=== Recorded information ===

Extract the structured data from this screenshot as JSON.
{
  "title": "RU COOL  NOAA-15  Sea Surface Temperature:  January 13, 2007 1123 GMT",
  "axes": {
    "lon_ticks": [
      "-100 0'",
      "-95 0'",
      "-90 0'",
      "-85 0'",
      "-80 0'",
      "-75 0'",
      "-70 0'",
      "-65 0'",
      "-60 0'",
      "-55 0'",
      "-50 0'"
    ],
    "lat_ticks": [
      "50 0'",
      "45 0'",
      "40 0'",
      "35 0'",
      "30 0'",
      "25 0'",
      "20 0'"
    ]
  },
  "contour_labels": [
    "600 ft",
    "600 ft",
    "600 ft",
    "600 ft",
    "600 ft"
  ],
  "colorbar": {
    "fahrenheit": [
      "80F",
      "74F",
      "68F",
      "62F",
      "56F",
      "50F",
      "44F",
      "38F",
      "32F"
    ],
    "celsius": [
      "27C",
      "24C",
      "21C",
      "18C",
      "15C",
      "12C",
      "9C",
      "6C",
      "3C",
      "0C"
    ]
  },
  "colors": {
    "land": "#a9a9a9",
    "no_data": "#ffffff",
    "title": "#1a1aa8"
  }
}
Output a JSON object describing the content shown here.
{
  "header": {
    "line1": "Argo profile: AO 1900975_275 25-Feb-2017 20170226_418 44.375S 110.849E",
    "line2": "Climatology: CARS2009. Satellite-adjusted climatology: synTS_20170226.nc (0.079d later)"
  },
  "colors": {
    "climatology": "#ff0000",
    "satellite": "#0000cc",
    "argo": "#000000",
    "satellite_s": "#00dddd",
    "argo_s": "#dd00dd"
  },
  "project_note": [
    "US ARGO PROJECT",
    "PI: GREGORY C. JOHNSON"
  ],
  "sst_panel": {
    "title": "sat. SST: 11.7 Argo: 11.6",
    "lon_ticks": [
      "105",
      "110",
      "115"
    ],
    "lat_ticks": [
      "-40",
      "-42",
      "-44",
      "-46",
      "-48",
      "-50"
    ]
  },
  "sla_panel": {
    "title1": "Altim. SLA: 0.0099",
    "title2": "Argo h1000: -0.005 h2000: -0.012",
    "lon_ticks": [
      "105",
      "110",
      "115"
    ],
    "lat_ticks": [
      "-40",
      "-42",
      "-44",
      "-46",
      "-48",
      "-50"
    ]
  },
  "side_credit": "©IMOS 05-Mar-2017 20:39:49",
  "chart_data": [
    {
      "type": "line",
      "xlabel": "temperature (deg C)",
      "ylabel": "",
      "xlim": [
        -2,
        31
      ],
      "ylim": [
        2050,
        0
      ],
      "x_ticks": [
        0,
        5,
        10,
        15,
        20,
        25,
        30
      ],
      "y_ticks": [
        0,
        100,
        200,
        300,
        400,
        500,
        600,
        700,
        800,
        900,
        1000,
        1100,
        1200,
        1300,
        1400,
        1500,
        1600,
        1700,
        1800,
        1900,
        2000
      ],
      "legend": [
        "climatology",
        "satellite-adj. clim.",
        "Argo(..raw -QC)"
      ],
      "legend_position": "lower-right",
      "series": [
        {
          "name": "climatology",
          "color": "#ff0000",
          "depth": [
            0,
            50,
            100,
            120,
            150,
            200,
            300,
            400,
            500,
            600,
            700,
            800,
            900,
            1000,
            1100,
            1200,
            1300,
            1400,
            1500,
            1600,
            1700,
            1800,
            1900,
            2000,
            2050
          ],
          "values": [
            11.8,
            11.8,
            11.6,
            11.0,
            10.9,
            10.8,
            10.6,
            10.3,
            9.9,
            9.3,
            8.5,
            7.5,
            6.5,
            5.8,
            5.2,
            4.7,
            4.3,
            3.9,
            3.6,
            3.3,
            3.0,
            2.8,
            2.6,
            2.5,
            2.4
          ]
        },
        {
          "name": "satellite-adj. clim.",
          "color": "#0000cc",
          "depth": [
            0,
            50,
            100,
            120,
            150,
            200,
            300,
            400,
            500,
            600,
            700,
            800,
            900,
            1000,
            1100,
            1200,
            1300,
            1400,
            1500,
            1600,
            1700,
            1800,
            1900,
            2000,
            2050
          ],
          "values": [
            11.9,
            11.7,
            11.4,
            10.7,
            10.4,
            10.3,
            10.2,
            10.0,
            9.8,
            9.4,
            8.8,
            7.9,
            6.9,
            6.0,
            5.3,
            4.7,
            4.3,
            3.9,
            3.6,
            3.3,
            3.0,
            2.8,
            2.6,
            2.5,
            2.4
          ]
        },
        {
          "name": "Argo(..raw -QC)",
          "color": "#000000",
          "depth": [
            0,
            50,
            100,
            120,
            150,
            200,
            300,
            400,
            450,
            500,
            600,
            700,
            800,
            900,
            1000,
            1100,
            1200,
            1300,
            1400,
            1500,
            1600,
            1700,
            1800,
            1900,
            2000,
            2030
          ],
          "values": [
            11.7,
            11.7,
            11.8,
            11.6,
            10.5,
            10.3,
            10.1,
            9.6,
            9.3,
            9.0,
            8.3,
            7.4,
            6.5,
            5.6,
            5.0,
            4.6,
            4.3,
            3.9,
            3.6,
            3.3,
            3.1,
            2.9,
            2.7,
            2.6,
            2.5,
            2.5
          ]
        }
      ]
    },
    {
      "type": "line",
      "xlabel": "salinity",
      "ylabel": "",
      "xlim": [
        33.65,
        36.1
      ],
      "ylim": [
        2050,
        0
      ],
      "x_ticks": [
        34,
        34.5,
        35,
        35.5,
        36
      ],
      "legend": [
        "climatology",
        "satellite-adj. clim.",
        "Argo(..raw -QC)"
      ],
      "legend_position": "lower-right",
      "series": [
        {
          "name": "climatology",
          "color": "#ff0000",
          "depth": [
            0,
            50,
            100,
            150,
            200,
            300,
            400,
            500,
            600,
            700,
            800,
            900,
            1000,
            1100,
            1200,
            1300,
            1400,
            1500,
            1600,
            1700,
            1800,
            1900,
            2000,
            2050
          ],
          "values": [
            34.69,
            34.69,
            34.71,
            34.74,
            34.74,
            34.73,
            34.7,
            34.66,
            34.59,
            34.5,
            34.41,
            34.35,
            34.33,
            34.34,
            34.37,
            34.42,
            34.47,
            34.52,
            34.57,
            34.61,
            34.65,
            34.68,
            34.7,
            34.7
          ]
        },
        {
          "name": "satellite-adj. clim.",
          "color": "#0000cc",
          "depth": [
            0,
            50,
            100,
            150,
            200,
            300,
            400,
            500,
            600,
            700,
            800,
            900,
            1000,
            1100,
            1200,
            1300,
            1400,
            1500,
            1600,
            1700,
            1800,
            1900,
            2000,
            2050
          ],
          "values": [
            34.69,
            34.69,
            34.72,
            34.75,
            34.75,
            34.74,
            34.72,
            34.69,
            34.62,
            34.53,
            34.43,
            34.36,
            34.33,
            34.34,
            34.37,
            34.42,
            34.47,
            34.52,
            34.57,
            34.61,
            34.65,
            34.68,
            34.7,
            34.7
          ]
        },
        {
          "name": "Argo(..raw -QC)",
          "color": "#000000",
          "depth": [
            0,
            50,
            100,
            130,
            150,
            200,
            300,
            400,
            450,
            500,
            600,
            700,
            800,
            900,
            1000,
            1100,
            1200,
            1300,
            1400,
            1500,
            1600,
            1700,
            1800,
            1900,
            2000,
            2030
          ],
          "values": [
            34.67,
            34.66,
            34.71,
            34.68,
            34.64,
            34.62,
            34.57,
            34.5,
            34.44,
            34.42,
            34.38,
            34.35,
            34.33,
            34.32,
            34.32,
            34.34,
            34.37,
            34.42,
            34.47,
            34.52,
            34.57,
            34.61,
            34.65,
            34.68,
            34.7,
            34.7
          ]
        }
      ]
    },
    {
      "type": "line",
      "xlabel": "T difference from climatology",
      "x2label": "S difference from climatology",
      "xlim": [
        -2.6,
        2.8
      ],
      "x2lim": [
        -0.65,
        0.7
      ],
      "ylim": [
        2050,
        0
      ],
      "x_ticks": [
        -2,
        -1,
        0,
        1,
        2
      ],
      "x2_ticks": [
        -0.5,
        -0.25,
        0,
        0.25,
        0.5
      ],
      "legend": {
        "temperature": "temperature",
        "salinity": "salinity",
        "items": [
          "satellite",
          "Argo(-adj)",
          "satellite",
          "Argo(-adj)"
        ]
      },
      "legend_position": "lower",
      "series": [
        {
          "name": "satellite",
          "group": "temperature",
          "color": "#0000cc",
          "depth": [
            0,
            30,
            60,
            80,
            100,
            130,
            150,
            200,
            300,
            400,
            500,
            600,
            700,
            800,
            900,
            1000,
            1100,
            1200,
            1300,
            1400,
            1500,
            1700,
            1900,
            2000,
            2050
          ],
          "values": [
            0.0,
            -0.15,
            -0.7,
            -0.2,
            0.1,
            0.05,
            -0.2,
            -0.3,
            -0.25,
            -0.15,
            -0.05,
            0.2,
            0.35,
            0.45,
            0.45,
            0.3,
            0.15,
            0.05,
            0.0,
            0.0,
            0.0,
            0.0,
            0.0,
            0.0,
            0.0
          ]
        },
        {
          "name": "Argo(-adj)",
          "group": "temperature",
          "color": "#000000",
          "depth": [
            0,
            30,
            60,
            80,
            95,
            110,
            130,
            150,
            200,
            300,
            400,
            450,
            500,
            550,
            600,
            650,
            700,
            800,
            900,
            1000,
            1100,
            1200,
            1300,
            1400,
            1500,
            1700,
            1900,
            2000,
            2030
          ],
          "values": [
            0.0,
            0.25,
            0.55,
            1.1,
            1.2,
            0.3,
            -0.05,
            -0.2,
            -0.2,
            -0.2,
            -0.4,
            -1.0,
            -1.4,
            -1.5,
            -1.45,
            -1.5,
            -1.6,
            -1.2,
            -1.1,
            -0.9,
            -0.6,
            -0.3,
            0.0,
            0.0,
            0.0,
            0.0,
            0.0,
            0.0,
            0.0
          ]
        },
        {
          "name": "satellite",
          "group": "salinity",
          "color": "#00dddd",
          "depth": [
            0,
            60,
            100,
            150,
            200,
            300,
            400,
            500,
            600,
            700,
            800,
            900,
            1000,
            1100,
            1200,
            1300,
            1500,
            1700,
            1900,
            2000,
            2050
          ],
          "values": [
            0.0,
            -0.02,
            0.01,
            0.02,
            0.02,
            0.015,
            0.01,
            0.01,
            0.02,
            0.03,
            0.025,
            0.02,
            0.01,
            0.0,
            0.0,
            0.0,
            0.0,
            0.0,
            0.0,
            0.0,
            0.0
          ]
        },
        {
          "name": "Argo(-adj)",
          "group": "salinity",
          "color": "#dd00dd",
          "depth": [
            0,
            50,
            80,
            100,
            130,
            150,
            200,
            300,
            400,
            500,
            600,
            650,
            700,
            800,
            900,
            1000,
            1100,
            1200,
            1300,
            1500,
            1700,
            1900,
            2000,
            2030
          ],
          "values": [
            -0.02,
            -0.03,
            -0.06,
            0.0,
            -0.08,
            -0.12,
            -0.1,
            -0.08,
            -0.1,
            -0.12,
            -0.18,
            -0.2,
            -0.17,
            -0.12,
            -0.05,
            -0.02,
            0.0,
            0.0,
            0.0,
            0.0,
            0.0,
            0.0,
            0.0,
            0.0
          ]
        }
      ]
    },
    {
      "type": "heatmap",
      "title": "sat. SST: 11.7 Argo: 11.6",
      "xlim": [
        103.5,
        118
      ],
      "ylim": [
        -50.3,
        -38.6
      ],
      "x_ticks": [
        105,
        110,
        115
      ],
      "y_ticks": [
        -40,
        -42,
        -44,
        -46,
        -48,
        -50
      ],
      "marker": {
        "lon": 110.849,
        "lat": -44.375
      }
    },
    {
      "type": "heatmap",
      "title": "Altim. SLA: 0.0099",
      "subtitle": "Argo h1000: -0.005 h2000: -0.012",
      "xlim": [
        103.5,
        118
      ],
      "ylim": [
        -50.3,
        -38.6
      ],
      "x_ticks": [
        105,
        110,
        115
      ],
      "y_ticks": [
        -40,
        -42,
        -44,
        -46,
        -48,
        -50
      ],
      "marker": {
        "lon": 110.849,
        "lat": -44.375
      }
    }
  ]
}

===

| What to produce |
Locate all lines in the listing above with the word "from" and copy them.

| Solution to the problem |
Extract the structured data from this screenshot as JSON.
      "xlabel": "T difference from climatology",
      "x2label": "S difference from climatology",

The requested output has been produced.